Your objective - Below is a listing; reproduce each line of it exactly.

Collected data -
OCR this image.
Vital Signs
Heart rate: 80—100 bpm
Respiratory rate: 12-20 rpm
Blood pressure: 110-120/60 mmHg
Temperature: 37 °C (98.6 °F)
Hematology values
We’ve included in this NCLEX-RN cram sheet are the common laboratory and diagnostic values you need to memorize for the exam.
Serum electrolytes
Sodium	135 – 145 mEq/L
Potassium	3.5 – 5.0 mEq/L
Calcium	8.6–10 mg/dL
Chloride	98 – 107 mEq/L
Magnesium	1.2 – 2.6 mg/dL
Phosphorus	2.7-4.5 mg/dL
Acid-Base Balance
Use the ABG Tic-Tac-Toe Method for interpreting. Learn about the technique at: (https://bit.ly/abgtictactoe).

Answer to this exercise -
OCR this image.
Vital Signs
Heart rate: 80—100 bpm
Respiratory rate: 12-20 rpm
Blood pressure: 110-120/60 mmHg
Temperature: 37 °C (98.6 °F)
Hematology values
We’ve included in this NCLEX-RN cram sheet are the common laboratory and diagnostic values you need to memorize for the exam.
Serum electrolytes
Sodium	135 – 145 mEq/L
Potassium	3.5 – 5.0 mEq/L
Calcium	8.6–10 mg/dL
Chloride	98 – 107 mEq/L
Magnesium	1.2 – 2.6 mg/dL
Phosphorus	2.7-4.5 mg/dL
Acid-Base Balance
Use the ABG Tic-Tac-Toe Method for interpreting. Learn about the technique at: (https://bit.ly/abgtictactoe).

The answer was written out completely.